-- START OF Source records --

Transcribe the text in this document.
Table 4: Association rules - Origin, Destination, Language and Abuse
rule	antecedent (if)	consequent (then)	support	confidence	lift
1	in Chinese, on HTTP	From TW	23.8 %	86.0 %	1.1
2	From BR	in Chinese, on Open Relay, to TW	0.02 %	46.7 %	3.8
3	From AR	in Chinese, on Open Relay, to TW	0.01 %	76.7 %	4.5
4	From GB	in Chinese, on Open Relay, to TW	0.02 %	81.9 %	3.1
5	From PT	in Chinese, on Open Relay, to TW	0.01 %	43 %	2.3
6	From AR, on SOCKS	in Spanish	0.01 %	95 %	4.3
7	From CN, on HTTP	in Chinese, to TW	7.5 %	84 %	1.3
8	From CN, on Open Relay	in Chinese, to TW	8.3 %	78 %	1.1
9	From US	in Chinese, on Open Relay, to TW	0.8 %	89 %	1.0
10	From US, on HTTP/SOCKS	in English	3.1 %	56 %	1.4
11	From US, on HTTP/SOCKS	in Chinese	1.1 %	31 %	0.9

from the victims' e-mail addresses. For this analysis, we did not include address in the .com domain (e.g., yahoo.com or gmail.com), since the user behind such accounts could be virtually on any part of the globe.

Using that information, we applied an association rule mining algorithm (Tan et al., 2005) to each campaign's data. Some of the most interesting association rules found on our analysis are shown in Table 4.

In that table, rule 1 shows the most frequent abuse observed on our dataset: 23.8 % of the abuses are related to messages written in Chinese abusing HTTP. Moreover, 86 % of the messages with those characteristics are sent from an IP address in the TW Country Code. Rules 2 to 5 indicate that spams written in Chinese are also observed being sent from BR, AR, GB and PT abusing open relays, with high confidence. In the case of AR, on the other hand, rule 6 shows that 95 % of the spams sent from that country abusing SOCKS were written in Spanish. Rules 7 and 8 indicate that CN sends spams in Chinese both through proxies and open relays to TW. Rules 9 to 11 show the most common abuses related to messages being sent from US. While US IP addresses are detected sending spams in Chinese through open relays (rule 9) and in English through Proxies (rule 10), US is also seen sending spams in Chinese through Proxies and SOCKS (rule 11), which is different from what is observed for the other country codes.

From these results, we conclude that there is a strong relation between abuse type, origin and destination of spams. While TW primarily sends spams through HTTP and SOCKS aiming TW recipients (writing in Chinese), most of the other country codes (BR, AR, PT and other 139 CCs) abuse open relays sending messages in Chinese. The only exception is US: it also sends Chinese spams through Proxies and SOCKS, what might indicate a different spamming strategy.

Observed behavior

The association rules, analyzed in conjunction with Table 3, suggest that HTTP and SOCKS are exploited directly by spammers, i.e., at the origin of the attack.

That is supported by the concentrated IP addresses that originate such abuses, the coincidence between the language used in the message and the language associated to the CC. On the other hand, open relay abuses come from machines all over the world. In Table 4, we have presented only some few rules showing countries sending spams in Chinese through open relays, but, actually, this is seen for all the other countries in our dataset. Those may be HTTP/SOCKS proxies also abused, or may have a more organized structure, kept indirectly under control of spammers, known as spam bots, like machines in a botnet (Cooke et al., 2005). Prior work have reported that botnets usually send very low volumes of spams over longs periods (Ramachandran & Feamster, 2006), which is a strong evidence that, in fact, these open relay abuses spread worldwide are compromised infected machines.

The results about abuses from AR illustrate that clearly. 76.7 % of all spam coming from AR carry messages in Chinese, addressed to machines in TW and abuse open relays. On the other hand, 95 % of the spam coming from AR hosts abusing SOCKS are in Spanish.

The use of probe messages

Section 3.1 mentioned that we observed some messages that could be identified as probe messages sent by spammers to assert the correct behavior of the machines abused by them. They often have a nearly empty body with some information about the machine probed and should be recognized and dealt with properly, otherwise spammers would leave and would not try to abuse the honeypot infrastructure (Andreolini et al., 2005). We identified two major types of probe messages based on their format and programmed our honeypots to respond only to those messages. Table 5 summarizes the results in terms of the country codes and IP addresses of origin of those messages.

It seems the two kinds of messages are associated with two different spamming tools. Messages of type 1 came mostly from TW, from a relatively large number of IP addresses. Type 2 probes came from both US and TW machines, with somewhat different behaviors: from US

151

-- END OF Source records --

Task: Where a line in the entries holds "indicate", copy that line.

Result below:
In that table, rule 1 shows the most frequent abuse observed on our dataset: 23.8 % of the abuses are related to messages written in Chinese abusing HTTP. Moreover, 86 % of the messages with those characteristics are sent from an IP address in the TW Country Code. Rules 2 to 5 indicate that spams written in Chinese are also observed being sent from BR, AR, GB and PT abusing open relays, with high confidence. In the case of AR, on the other hand, rule 6 shows that 95 % of the spams sent from that country abusing SOCKS were written in Spanish. Rules 7 and 8 indicate that CN sends spams in Chinese both through proxies and open relays to TW. Rules 9 to 11 show the most common abuses related to messages being sent from US. While US IP addresses are detected sending spams in Chinese through open relays (rule 9) and in English through Proxies (rule 10), US is also seen sending spams in Chinese through Proxies and SOCKS (rule 11), which is different from what is observed for the other country codes.
From these results, we conclude that there is a strong relation between abuse type, origin and destination of spams. While TW primarily sends spams through HTTP and SOCKS aiming TW recipients (writing in Chinese), most of the other country codes (BR, AR, PT and other 139 CCs) abuse open relays sending messages in Chinese. The only exception is US: it also sends Chinese spams through Proxies and SOCKS, what might indicate a different spamming strategy.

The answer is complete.